À faire: Rédigez la suite de l'extrait de page sur le café face au changement climatique, en reprenant après sa dernière phrase.

======== Extrait de page

Stenophylla, le café du futur ?
À cette menace connue de longue date vient s’ajouter le bouleversement provoqué par le changement climatique. Ses effets pourraient se révéler catastrophiques sur la production dans les prochaines décennies. Selon une étude datant de 2015, les surfaces propices à la culture du café chuteront de moitié d’ici 2050, quel que soit le scénario retenu. Des résultats confirmés dans un article publié en début d’année par des chercheurs de l’université de Zurich : la surface des terres idéales pour l’arabica pourrait diminuer drastiquement, jusqu’à près de 60 %. Cette forte baisse concernerait aussi les régions jugées moins optimales (moins 30 à moins 40 %). « Avec cette étude, nous avons pu montrer que la hausse des températures était le principal facteur qui réduirait à l’avenir les surfaces convenant à la culture du café, précise Roman Grüter. Nous ne nous sommes cependant pas penchés sur la probabilité croissante d’événements climatiques extrêmes qui pourraient également affecter ces terres, comme les vagues de chaleur ou les longues périodes de sécheresse. »
En raison de la hausse des températures, la géographie du café devrait s’en trouver transformée, avec des baies poussant plus au sud et au nord des régions actuelles. Roman Grüter n’exclut pas non plus de voir un jour du café cultivé en Europe continentale, tout en insistant sur la nécessité de mener plus de recherches pour vérifier une telle hypothèse. Et dans les régions productrices historiques, la culture du café pourrait nécessiter des altitudes encore plus élevées qu’actuellement. « Ce mouvement se remarque déjà dans les pays où la topographie le permet, comme en Éthiopie, observe Aaron Davis. Le problème d’une telle solution, c’est que si le café peut bouger, les cultivateurs ne le peuvent pas forcément. Par exemple parce que les terres en plus haute altitude appartiennent à quelqu’un d’autre ou parce qu’elles sont utilisées à d’autres fins. » L’adoption de la culture sous ombrage ou de systèmes d’irrigation pourrait servir à contrecarrer les effets du changement climatique. Encore faut-il que des ressources en eau soient disponibles et acheminables jusqu’aux exploitations, sans parler du coût rédhibitoire que représentent de telles installations pour bon nombre de producteurs.

================
======== Matériel

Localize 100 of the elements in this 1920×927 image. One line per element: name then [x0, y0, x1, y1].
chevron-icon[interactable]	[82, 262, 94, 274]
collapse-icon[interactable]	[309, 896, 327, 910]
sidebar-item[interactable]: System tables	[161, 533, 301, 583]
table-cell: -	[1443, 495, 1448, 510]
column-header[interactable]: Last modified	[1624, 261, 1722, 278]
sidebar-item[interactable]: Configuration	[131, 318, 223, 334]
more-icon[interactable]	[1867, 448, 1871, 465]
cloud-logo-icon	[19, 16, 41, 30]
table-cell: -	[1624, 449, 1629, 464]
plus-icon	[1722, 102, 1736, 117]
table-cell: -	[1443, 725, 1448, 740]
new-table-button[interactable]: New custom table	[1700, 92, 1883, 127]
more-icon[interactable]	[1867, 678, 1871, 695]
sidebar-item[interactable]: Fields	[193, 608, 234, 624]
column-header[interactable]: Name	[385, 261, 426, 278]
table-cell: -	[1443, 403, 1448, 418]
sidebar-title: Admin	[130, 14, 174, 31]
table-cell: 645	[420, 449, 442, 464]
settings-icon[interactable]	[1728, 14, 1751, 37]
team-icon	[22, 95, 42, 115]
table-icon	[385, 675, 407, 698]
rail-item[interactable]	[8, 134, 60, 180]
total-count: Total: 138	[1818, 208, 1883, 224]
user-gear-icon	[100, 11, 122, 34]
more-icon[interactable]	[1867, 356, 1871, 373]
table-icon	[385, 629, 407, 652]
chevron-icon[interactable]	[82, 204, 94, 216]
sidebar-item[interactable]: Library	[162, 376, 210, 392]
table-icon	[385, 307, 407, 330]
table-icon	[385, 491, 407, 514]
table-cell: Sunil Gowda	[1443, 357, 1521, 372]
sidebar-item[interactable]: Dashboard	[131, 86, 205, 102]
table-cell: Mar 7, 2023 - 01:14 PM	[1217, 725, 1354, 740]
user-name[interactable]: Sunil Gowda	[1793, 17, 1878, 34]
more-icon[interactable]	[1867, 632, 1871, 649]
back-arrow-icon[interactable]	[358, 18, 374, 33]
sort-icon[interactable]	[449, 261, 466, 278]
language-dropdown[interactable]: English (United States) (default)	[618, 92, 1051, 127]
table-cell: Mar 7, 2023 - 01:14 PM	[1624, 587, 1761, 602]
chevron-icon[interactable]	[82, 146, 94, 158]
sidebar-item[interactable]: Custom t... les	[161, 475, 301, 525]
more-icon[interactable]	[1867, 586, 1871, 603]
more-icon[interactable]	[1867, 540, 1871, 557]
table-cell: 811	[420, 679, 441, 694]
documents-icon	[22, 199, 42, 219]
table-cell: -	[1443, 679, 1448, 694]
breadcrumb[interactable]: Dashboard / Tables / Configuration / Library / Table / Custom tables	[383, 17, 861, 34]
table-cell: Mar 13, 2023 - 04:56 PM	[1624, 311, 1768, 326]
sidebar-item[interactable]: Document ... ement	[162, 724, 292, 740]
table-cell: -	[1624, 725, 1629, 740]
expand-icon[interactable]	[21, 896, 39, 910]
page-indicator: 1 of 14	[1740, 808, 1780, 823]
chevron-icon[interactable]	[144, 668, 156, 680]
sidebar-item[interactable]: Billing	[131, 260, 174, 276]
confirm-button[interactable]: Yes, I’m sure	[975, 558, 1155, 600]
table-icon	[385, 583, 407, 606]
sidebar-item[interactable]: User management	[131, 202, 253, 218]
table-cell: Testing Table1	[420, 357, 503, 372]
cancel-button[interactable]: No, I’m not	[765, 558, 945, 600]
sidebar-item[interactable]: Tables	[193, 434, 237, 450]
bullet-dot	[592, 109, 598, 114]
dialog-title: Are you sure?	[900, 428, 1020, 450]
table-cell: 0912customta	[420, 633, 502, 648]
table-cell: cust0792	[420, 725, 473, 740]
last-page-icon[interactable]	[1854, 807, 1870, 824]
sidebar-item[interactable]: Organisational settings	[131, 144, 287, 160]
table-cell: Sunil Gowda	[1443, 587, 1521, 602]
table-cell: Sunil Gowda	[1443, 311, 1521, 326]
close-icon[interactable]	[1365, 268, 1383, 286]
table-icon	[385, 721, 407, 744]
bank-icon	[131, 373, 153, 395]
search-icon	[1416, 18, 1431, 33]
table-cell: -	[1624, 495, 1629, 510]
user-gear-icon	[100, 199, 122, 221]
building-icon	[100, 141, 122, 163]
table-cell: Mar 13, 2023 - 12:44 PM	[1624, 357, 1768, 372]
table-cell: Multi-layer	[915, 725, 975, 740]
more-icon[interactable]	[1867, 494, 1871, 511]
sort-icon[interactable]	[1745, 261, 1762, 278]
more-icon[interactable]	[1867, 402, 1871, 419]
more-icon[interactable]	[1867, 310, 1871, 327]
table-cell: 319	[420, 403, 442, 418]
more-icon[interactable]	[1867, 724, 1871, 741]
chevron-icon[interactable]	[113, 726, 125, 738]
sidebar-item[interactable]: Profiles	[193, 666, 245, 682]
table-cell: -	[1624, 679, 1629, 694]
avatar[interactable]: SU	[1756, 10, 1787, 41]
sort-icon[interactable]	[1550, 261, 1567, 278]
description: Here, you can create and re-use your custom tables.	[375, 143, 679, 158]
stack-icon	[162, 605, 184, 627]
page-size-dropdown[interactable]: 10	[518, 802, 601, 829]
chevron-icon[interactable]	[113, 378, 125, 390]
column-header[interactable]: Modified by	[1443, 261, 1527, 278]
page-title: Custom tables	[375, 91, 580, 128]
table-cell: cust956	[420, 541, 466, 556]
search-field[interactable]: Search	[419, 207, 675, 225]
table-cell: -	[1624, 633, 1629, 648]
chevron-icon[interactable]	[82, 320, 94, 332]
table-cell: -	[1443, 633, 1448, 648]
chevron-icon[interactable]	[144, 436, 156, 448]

================

Réponse attendue:
Aaron Davis concentre ses efforts sur une troisième option : la culture d’espèces de caféiers différentes. L’une d’entre elles, appelée Coffea stenophylla, retient tout particulièrement son attention. Cultivée en Afrique de l’Ouest et exportée vers l’Europe jusqu’au début du XXe siècle, cette espèce n’avait pas été observée dans la nature depuis plus de soixante ans, jusqu’à sa redécouverte en Sierra Leone en 2018. Aujourd’hui, il en existe environ 7 000 plants. Son principal atout ? Elle supporte des températures d’environ 6° C plus élevées que l’arabica. En revanche, son faible rendement semble la destiner pour l’heure à alimenter le marché du haut de gamme. Car, pour ce qui est du goût, le stenophylla est porteur de promesses. En décembre 2020, l’équipe d’Aaron Davis, en partenariat notamment avec le Centre de coopération internationale en recherche agronomique pour le développement (Cirad), l’a fait tester à un jury de professionnels. Le verdict est sans appel. Pour 81 % d’entre eux, le stenophylla a une saveur proche de l’arabica. Le botaniste a lui aussi savouré le résultat : « Pour moi, les tasses du stenophylla provenant de la Sierra Leone que j’ai pu boire avaient le goût d’un arabica rwandais cultivé à haute altitude, ce qui est incroyable ! » Une lueur d’espoir pour le Dale Cooper qui sommeille en nous.